Using the listing below, copy every line that mentions "lifestyle".

[Begin Exercise material]

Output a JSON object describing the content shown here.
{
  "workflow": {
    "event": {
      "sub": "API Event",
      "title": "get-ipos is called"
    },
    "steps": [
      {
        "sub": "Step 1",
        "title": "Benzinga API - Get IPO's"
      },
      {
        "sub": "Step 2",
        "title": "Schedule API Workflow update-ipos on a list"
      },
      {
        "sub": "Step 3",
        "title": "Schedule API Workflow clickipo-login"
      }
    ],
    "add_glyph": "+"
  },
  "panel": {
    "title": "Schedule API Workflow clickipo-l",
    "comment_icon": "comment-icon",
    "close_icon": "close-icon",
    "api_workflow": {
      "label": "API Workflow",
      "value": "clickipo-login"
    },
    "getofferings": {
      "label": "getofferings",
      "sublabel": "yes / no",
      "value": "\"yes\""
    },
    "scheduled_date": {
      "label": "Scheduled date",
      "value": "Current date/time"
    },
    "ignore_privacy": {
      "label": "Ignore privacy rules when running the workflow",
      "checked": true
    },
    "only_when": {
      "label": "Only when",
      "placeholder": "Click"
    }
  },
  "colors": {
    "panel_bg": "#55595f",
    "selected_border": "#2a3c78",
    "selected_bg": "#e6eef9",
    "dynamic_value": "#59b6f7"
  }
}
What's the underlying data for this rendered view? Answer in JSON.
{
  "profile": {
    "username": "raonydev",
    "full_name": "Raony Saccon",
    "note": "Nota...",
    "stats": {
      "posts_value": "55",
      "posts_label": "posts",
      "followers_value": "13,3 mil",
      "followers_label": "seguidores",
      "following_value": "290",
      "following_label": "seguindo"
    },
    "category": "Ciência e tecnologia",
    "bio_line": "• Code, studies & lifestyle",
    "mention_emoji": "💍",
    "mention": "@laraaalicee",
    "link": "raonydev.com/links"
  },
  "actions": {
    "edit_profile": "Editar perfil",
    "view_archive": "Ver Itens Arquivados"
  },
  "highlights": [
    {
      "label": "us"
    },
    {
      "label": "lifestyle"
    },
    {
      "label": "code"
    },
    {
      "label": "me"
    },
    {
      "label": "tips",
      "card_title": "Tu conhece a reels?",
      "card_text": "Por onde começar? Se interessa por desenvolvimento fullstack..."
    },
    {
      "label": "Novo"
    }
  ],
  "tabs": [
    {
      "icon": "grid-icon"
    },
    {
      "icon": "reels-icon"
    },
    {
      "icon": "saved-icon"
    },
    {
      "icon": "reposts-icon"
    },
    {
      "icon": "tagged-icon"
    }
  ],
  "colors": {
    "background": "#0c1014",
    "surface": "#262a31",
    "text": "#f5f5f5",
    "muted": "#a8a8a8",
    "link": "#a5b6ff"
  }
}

[End Exercise material]

> Written answer:
    "bio_line": "• Code, studies & lifestyle",
      "label": "lifestyle"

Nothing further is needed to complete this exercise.